*** Dataset entries ***

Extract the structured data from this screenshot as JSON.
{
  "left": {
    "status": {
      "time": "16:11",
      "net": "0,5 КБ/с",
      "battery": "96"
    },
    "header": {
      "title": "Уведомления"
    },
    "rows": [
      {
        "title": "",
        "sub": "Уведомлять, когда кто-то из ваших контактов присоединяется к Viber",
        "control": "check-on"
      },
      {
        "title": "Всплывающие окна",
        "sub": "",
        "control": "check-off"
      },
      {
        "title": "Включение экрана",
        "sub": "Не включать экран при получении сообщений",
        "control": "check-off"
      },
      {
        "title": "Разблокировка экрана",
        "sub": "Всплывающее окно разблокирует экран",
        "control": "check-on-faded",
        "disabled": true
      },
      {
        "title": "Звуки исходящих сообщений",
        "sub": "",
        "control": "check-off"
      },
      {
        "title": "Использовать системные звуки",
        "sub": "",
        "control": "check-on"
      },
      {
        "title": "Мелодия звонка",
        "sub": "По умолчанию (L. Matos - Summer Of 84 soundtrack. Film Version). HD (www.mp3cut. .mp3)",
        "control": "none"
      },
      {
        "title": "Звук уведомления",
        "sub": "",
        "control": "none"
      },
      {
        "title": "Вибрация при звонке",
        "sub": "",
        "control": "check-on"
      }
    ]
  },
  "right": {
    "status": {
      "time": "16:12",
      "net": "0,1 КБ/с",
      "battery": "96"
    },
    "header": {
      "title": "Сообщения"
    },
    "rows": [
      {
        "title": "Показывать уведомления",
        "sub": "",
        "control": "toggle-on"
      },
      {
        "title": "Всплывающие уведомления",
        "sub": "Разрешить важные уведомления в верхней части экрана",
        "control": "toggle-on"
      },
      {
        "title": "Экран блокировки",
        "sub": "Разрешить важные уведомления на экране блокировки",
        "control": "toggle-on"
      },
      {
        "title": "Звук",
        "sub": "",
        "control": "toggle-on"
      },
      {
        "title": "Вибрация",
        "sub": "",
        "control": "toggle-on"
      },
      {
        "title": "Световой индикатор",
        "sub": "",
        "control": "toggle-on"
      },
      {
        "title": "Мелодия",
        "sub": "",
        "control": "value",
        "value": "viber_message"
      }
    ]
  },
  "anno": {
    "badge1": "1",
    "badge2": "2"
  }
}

***

**Task:**
Return the material exactly as it stands.

**Response:**
Extract the structured data from this screenshot as JSON.
{
  "left": {
    "status": {
      "time": "16:11",
      "net": "0,5 КБ/с",
      "battery": "96"
    },
    "header": {
      "title": "Уведомления"
    },
    "rows": [
      {
        "title": "",
        "sub": "Уведомлять, когда кто-то из ваших контактов присоединяется к Viber",
        "control": "check-on"
      },
      {
        "title": "Всплывающие окна",
        "sub": "",
        "control": "check-off"
      },
      {
        "title": "Включение экрана",
        "sub": "Не включать экран при получении сообщений",
        "control": "check-off"
      },
      {
        "title": "Разблокировка экрана",
        "sub": "Всплывающее окно разблокирует экран",
        "control": "check-on-faded",
        "disabled": true
      },
      {
        "title": "Звуки исходящих сообщений",
        "sub": "",
        "control": "check-off"
      },
      {
        "title": "Использовать системные звуки",
        "sub": "",
        "control": "check-on"
      },
      {
        "title": "Мелодия звонка",
        "sub": "По умолчанию (L. Matos - Summer Of 84 soundtrack. Film Version). HD (www.mp3cut. .mp3)",
        "control": "none"
      },
      {
        "title": "Звук уведомления",
        "sub": "",
        "control": "none"
      },
      {
        "title": "Вибрация при звонке",
        "sub": "",
        "control": "check-on"
      }
    ]
  },
  "right": {
    "status": {
      "time": "16:12",
      "net": "0,1 КБ/с",
      "battery": "96"
    },
    "header": {
      "title": "Сообщения"
    },
    "rows": [
      {
        "title": "Показывать уведомления",
        "sub": "",
        "control": "toggle-on"
      },
      {
        "title": "Всплывающие уведомления",
        "sub": "Разрешить важные уведомления в верхней части экрана",
        "control": "toggle-on"
      },
      {
        "title": "Экран блокировки",
        "sub": "Разрешить важные уведомления на экране блокировки",
        "control": "toggle-on"
      },
      {
        "title": "Звук",
        "sub": "",
        "control": "toggle-on"
      },
      {
        "title": "Вибрация",
        "sub": "",
        "control": "toggle-on"
      },
      {
        "title": "Световой индикатор",
        "sub": "",
        "control": "toggle-on"
      },
      {
        "title": "Мелодия",
        "sub": "",
        "control": "value",
        "value": "viber_message"
      }
    ]
  },
  "anno": {
    "badge1": "1",
    "badge2": "2"
  }
}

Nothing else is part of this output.